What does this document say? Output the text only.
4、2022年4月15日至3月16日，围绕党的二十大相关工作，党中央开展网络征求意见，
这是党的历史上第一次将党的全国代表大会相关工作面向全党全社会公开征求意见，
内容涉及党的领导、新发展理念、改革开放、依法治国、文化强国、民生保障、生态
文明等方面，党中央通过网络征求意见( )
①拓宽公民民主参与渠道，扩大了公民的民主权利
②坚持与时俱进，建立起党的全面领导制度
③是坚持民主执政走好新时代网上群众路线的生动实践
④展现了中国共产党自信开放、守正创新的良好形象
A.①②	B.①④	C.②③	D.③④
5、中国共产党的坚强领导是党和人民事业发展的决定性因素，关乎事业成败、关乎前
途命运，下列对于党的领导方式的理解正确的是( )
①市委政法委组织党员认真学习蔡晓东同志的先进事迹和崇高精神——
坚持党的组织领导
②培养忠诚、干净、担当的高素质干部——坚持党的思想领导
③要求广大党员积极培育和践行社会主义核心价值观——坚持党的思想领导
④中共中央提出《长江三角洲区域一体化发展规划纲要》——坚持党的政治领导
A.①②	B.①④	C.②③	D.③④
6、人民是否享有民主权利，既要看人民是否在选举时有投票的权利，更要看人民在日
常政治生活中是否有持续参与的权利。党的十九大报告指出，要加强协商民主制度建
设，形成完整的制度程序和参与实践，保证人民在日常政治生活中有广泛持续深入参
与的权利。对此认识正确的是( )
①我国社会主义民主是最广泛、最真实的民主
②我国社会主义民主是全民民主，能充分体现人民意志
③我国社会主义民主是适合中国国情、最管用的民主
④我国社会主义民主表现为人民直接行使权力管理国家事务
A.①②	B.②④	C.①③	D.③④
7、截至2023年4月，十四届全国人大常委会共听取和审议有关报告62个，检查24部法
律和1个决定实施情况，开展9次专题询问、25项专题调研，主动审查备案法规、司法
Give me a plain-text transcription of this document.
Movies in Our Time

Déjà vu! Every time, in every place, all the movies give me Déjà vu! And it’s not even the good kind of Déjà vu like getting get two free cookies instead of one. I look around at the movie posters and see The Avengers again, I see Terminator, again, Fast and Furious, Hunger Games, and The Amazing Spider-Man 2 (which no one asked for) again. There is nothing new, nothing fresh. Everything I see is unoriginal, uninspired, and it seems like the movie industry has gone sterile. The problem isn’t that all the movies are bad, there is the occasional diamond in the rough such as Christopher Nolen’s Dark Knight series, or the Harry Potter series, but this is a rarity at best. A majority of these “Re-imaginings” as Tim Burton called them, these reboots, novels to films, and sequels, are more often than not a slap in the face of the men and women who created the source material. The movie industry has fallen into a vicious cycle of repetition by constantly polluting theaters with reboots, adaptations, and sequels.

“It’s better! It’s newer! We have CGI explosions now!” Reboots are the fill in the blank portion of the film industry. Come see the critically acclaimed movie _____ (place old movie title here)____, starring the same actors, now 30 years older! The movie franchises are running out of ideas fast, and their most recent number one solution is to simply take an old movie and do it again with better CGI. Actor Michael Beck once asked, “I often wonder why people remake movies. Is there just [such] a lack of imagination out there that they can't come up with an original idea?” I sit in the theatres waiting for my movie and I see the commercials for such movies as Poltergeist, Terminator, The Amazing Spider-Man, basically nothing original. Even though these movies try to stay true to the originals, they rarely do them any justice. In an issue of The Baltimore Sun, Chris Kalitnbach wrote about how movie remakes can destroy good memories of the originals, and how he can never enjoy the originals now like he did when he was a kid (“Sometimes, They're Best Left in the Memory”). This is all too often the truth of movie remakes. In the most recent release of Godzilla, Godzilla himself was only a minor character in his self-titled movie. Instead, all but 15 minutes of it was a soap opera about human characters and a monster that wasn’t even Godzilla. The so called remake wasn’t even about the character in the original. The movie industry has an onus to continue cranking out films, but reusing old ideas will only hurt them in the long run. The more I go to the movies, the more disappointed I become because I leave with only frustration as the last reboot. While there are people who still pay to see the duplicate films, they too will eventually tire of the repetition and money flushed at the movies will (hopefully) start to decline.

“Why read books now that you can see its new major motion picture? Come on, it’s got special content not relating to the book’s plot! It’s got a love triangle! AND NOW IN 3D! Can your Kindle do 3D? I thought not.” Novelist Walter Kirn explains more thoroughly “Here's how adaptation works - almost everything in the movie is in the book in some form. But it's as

• **INSTRUCTION**
Work out the count of lines containing the word "document", then write only that count.

• **WRITTEN ANSWER**
2